DIRECTIVE:
Repeat the listing below in full, exactly as it stands.

ENTRIES PROVIDED:

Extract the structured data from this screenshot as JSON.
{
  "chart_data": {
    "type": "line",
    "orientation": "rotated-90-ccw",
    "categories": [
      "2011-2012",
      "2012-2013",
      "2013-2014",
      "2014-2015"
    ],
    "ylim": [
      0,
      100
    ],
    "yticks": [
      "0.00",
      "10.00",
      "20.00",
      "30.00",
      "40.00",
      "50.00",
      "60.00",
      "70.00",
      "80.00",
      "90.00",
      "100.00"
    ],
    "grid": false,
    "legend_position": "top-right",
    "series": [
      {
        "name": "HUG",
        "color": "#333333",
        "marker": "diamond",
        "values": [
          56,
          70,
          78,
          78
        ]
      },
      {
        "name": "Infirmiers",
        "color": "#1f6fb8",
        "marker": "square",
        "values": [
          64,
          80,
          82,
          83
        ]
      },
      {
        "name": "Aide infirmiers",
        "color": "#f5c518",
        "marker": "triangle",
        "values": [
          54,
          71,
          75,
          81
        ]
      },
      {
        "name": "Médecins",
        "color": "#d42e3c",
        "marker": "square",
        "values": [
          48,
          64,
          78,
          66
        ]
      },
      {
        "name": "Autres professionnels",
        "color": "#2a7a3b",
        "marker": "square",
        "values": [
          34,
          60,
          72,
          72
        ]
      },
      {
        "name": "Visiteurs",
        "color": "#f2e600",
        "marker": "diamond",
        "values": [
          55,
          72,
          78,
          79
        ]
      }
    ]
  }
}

SOLVED PROBLEM:
Extract the structured data from this screenshot as JSON.
{
  "chart_data": {
    "type": "line",
    "orientation": "rotated-90-ccw",
    "categories": [
      "2011-2012",
      "2012-2013",
      "2013-2014",
      "2014-2015"
    ],
    "ylim": [
      0,
      100
    ],
    "yticks": [
      "0.00",
      "10.00",
      "20.00",
      "30.00",
      "40.00",
      "50.00",
      "60.00",
      "70.00",
      "80.00",
      "90.00",
      "100.00"
    ],
    "grid": false,
    "legend_position": "top-right",
    "series": [
      {
        "name": "HUG",
        "color": "#333333",
        "marker": "diamond",
        "values": [
          56,
          70,
          78,
          78
        ]
      },
      {
        "name": "Infirmiers",
        "color": "#1f6fb8",
        "marker": "square",
        "values": [
          64,
          80,
          82,
          83
        ]
      },
      {
        "name": "Aide infirmiers",
        "color": "#f5c518",
        "marker": "triangle",
        "values": [
          54,
          71,
          75,
          81
        ]
      },
      {
        "name": "Médecins",
        "color": "#d42e3c",
        "marker": "square",
        "values": [
          48,
          64,
          78,
          66
        ]
      },
      {
        "name": "Autres professionnels",
        "color": "#2a7a3b",
        "marker": "square",
        "values": [
          34,
          60,
          72,
          72
        ]
      },
      {
        "name": "Visiteurs",
        "color": "#f2e600",
        "marker": "diamond",
        "values": [
          55,
          72,
          78,
          79
        ]
      }
    ]
  }
}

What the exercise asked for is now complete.